Recorded data:
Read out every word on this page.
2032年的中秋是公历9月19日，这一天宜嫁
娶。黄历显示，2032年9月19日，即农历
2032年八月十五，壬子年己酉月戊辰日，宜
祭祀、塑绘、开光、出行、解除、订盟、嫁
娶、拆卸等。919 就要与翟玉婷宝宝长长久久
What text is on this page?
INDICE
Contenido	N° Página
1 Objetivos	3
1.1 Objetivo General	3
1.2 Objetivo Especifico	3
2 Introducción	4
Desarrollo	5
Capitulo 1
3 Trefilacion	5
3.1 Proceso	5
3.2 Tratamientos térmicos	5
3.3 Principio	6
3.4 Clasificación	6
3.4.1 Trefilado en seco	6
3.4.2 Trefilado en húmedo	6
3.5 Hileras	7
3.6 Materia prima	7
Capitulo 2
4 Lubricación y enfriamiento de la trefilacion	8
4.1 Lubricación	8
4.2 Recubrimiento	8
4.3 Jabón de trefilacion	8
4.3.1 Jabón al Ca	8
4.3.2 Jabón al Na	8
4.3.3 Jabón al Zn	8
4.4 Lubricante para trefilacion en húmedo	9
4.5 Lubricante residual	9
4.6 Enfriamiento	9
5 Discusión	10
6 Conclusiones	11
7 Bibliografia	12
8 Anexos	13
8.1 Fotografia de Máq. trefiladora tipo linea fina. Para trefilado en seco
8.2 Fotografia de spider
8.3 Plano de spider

● PROBLEM REQUIREMENTS: Make a verbatim copy of every entry shown above.

● OUTPUT FOR THIS TASK:
Read out every word on this page.
2032年的中秋是公历9月19日，这一天宜嫁
娶。黄历显示，2032年9月19日，即农历
2032年八月十五，壬子年己酉月戊辰日，宜
祭祀、塑绘、开光、出行、解除、订盟、嫁
娶、拆卸等。919 就要与翟玉婷宝宝长长久久
What text is on this page?
INDICE
Contenido	N° Página
1 Objetivos	3
1.1 Objetivo General	3
1.2 Objetivo Especifico	3
2 Introducción	4
Desarrollo	5
Capitulo 1
3 Trefilacion	5
3.1 Proceso	5
3.2 Tratamientos térmicos	5
3.3 Principio	6
3.4 Clasificación	6
3.4.1 Trefilado en seco	6
3.4.2 Trefilado en húmedo	6
3.5 Hileras	7
3.6 Materia prima	7
Capitulo 2
4 Lubricación y enfriamiento de la trefilacion	8
4.1 Lubricación	8
4.2 Recubrimiento	8
4.3 Jabón de trefilacion	8
4.3.1 Jabón al Ca	8
4.3.2 Jabón al Na	8
4.3.3 Jabón al Zn	8
4.4 Lubricante para trefilacion en húmedo	9
4.5 Lubricante residual	9
4.6 Enfriamiento	9
5 Discusión	10
6 Conclusiones	11
7 Bibliografia	12
8 Anexos	13
8.1 Fotografia de Máq. trefiladora tipo linea fina. Para trefilado en seco
8.2 Fotografia de spider
8.3 Plano de spider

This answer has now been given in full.